**Exercise goal**
Send each entry back exactly as given, pictures excluded.

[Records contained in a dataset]
══════
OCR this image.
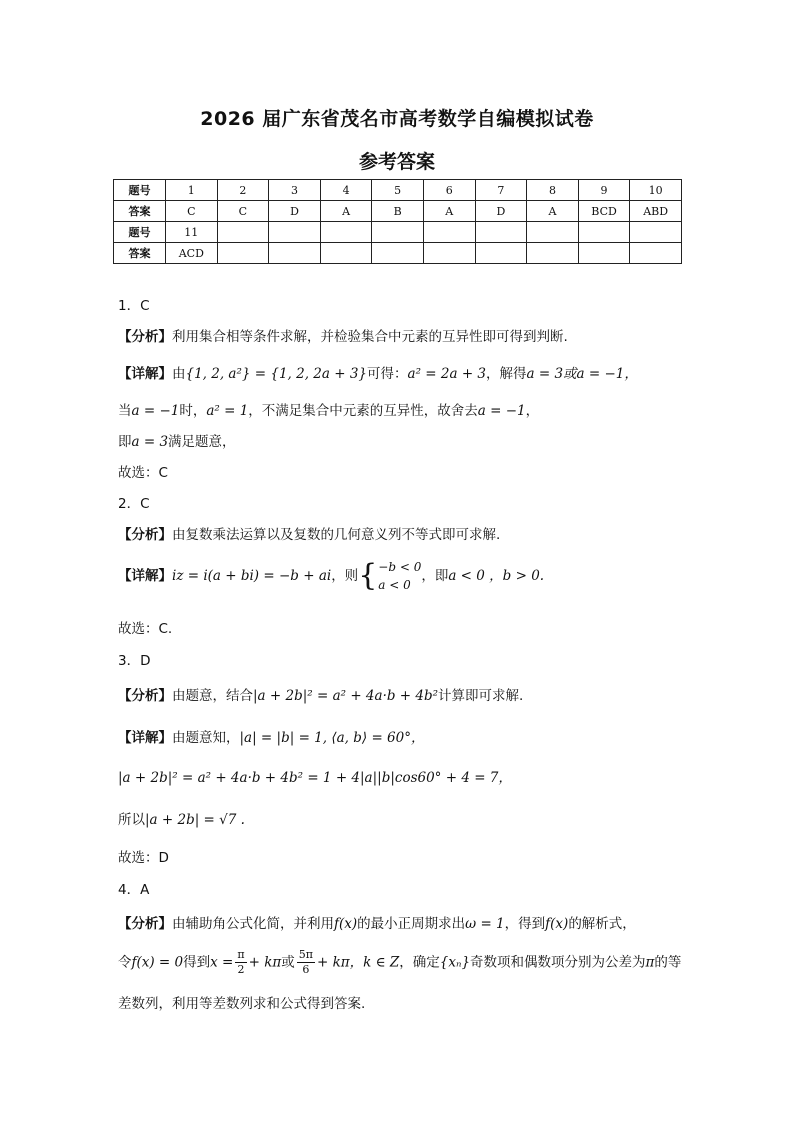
2026 届广东省茂名市高考数学自编模拟试卷
参考答案
题号	1	2	3	4	5	6	7	8	9	10
答案	C	C	D	A	B	A	D	A	BCD	ABD
题号	11									
答案	ACD									
1．C
【分析】利用集合相等条件求解，并检验集合中元素的互异性即可得到判断.
【详解】由{1, 2, a²} = {1, 2, 2a + 3}可得：a² = 2a + 3，解得a = 3或a = −1，
当a = −1时，a² = 1，不满足集合中元素的互异性，故舍去a = −1，
即a = 3满足题意，
故选：C
2．C
【分析】由复数乘法运算以及复数的几何意义列不等式即可求解.
【详解】iz = i(a + bi) = −b + ai，则{ −b < 0
a < 0
，即a < 0 ，b > 0.
故选：C.
3．D
【分析】由题意，结合|a + 2b|² = a² + 4a·b + 4b²计算即可求解.
【详解】由题意知，|a| = |b| = 1, ⟨a, b⟩ = 60°，
|a + 2b|² = a² + 4a·b + 4b² = 1 + 4|a||b|cos60° + 4 = 7，
所以|a + 2b| = √7 .
故选：D
4．A
【分析】由辅助角公式化简，并利用f(x)的最小正周期求出ω = 1，得到f(x)的解析式，
令f(x) = 0得到$x = \frac{\pi}{2} + k\pi$或 $\frac{5\pi}{6} + k\pi$，k ∈ Z，确定{xₙ}奇数项和偶数项分别为公差为π的等
差数列，利用等差数列求和公式得到答案.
══════
**Full solution**
OCR this image.
2026 届广东省茂名市高考数学自编模拟试卷
参考答案
题号	1	2	3	4	5	6	7	8	9	10
答案	C	C	D	A	B	A	D	A	BCD	ABD
题号	11									
答案	ACD									
1．C
【分析】利用集合相等条件求解，并检验集合中元素的互异性即可得到判断.
【详解】由{1, 2, a²} = {1, 2, 2a + 3}可得：a² = 2a + 3，解得a = 3或a = −1，
当a = −1时，a² = 1，不满足集合中元素的互异性，故舍去a = −1，
即a = 3满足题意，
故选：C
2．C
【分析】由复数乘法运算以及复数的几何意义列不等式即可求解.
【详解】iz = i(a + bi) = −b + ai，则{ −b < 0
a < 0
，即a < 0 ，b > 0.
故选：C.
3．D
【分析】由题意，结合|a + 2b|² = a² + 4a·b + 4b²计算即可求解.
【详解】由题意知，|a| = |b| = 1, ⟨a, b⟩ = 60°，
|a + 2b|² = a² + 4a·b + 4b² = 1 + 4|a||b|cos60° + 4 = 7，
所以|a + 2b| = √7 .
故选：D
4．A
【分析】由辅助角公式化简，并利用f(x)的最小正周期求出ω = 1，得到f(x)的解析式，
令f(x) = 0得到$x = \frac{\pi}{2} + k\pi$或 $\frac{5\pi}{6} + k\pi$，k ∈ Z，确定{xₙ}奇数项和偶数项分别为公差为π的等
差数列，利用等差数列求和公式得到答案.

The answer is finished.